■ **Data for this exercise**

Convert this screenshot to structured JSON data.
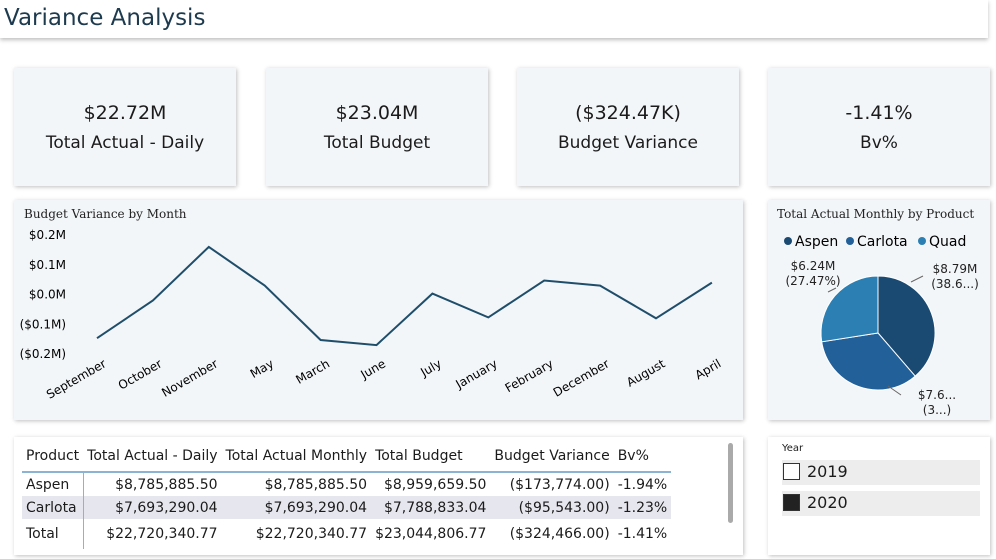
{
  "header": {
    "title": "Variance Analysis"
  },
  "cards": [
    {
      "value": "$22.72M",
      "label": "Total Actual - Daily"
    },
    {
      "value": "$23.04M",
      "label": "Total Budget"
    },
    {
      "value": "($324.47K)",
      "label": "Budget Variance"
    },
    {
      "value": "-1.41%",
      "label": "Bv%"
    }
  ],
  "chart_data": [
    {
      "type": "line",
      "title": "Budget Variance by Month",
      "categories": [
        "September",
        "October",
        "November",
        "May",
        "March",
        "June",
        "July",
        "January",
        "February",
        "December",
        "August",
        "April"
      ],
      "values": [
        -147000,
        -20000,
        160000,
        30000,
        -153000,
        -170000,
        3000,
        -77000,
        47000,
        30000,
        -80000,
        40000
      ],
      "color": "#1f4e6b",
      "ylim": [
        -200000,
        200000
      ],
      "yticks": [
        {
          "value": 200000,
          "label": "$0.2M"
        },
        {
          "value": 100000,
          "label": "$0.1M"
        },
        {
          "value": 0,
          "label": "$0.0M"
        },
        {
          "value": -100000,
          "label": "($0.1M)"
        },
        {
          "value": -200000,
          "label": "($0.2M)"
        }
      ],
      "grid": false
    },
    {
      "type": "pie",
      "title": "Total Actual Monthly by Product",
      "categories": [
        "Aspen",
        "Carlota",
        "Quad"
      ],
      "values": [
        8785885.5,
        7693290.04,
        6241165.23
      ],
      "value_labels": [
        "$8.79M (38.6...)",
        "$7.6... (3...)",
        "$6.24M (27.47%)"
      ],
      "colors": [
        "#1a4a72",
        "#22609a",
        "#2b7fb2"
      ]
    }
  ],
  "table": {
    "columns": [
      "Product",
      "Total Actual - Daily",
      "Total Actual Monthly",
      "Total Budget",
      "Budget Variance",
      "Bv%"
    ],
    "rows": [
      [
        "Aspen",
        "$8,785,885.50",
        "$8,785,885.50",
        "$8,959,659.50",
        "($173,774.00)",
        "-1.94%"
      ],
      [
        "Carlota",
        "$7,693,290.04",
        "$7,693,290.04",
        "$7,788,833.04",
        "($95,543.00)",
        "-1.23%"
      ],
      [
        "Total",
        "$22,720,340.77",
        "$22,720,340.77",
        "$23,044,806.77",
        "($324,466.00)",
        "-1.41%"
      ]
    ]
  },
  "slicer": {
    "title": "Year",
    "options": [
      {
        "label": "2019",
        "selected": false
      },
      {
        "label": "2020",
        "selected": true
      }
    ]
  }
}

■ **Set task**
Leaving aside the images, write out the entries above word for word.

■ **Exercise solution**
Convert this screenshot to structured JSON data.
{
  "header": {
    "title": "Variance Analysis"
  },
  "cards": [
    {
      "value": "$22.72M",
      "label": "Total Actual - Daily"
    },
    {
      "value": "$23.04M",
      "label": "Total Budget"
    },
    {
      "value": "($324.47K)",
      "label": "Budget Variance"
    },
    {
      "value": "-1.41%",
      "label": "Bv%"
    }
  ],
  "chart_data": [
    {
      "type": "line",
      "title": "Budget Variance by Month",
      "categories": [
        "September",
        "October",
        "November",
        "May",
        "March",
        "June",
        "July",
        "January",
        "February",
        "December",
        "August",
        "April"
      ],
      "values": [
        -147000,
        -20000,
        160000,
        30000,
        -153000,
        -170000,
        3000,
        -77000,
        47000,
        30000,
        -80000,
        40000
      ],
      "color": "#1f4e6b",
      "ylim": [
        -200000,
        200000
      ],
      "yticks": [
        {
          "value": 200000,
          "label": "$0.2M"
        },
        {
          "value": 100000,
          "label": "$0.1M"
        },
        {
          "value": 0,
          "label": "$0.0M"
        },
        {
          "value": -100000,
          "label": "($0.1M)"
        },
        {
          "value": -200000,
          "label": "($0.2M)"
        }
      ],
      "grid": false
    },
    {
      "type": "pie",
      "title": "Total Actual Monthly by Product",
      "categories": [
        "Aspen",
        "Carlota",
        "Quad"
      ],
      "values": [
        8785885.5,
        7693290.04,
        6241165.23
      ],
      "value_labels": [
        "$8.79M (38.6...)",
        "$7.6... (3...)",
        "$6.24M (27.47%)"
      ],
      "colors": [
        "#1a4a72",
        "#22609a",
        "#2b7fb2"
      ]
    }
  ],
  "table": {
    "columns": [
      "Product",
      "Total Actual - Daily",
      "Total Actual Monthly",
      "Total Budget",
      "Budget Variance",
      "Bv%"
    ],
    "rows": [
      [
        "Aspen",
        "$8,785,885.50",
        "$8,785,885.50",
        "$8,959,659.50",
        "($173,774.00)",
        "-1.94%"
      ],
      [
        "Carlota",
        "$7,693,290.04",
        "$7,693,290.04",
        "$7,788,833.04",
        "($95,543.00)",
        "-1.23%"
      ],
      [
        "Total",
        "$22,720,340.77",
        "$22,720,340.77",
        "$23,044,806.77",
        "($324,466.00)",
        "-1.41%"
      ]
    ]
  },
  "slicer": {
    "title": "Year",
    "options": [
      {
        "label": "2019",
        "selected": false
      },
      {
        "label": "2020",
        "selected": true
      }
    ]
  }
}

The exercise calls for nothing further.